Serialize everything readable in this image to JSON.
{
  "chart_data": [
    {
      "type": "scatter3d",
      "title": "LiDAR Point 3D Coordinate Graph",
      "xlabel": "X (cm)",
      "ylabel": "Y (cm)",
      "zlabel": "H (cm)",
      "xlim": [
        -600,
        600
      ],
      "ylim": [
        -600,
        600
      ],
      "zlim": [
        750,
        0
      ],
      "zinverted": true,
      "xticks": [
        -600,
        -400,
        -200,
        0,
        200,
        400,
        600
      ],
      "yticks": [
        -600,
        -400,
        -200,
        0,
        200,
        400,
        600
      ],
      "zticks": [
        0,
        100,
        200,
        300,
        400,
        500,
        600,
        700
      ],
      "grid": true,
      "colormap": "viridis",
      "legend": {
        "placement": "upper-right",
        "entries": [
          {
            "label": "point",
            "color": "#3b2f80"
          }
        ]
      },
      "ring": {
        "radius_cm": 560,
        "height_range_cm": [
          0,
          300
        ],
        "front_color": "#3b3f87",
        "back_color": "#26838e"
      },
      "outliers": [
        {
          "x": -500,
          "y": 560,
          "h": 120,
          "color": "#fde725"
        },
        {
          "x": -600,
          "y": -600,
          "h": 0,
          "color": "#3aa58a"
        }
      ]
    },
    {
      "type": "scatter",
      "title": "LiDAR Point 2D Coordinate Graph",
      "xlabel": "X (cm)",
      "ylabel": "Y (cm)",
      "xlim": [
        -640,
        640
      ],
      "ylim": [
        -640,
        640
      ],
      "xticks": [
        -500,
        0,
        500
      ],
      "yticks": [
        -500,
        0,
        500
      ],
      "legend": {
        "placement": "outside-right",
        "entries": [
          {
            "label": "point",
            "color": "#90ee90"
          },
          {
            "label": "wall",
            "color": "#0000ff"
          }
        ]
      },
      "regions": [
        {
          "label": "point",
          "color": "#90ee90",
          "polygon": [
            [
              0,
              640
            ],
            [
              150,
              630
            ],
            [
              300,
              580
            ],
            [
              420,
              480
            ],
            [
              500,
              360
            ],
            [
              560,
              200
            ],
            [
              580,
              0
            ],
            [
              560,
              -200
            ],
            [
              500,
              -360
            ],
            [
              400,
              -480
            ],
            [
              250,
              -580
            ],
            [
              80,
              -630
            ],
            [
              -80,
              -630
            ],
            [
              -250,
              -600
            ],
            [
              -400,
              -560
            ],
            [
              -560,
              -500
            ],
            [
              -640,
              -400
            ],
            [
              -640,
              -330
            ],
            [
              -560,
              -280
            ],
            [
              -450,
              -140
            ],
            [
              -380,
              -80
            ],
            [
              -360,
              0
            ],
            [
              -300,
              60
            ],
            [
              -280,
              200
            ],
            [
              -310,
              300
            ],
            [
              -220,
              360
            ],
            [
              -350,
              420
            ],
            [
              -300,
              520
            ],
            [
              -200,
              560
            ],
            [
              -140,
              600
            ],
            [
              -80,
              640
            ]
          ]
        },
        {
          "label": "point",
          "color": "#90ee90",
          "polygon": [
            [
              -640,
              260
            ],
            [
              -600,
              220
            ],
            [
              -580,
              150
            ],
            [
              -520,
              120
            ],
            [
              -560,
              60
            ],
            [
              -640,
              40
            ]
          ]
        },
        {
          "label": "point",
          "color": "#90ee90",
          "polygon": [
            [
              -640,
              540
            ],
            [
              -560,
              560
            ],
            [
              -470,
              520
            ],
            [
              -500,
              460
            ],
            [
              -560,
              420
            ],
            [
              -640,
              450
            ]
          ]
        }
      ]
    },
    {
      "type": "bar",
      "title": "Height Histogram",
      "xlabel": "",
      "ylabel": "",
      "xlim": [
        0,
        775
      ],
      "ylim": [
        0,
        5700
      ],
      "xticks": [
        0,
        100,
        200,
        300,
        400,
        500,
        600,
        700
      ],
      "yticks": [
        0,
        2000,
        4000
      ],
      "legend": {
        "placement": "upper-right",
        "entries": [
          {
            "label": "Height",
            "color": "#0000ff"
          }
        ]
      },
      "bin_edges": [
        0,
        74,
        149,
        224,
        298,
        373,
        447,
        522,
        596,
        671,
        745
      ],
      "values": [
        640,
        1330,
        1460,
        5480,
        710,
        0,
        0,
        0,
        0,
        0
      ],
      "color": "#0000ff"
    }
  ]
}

= = = = =

Your goal =>
Check every line of the records above for the string "Graph" and say how many contain it, giving the number alone.

Answer to this task =>
2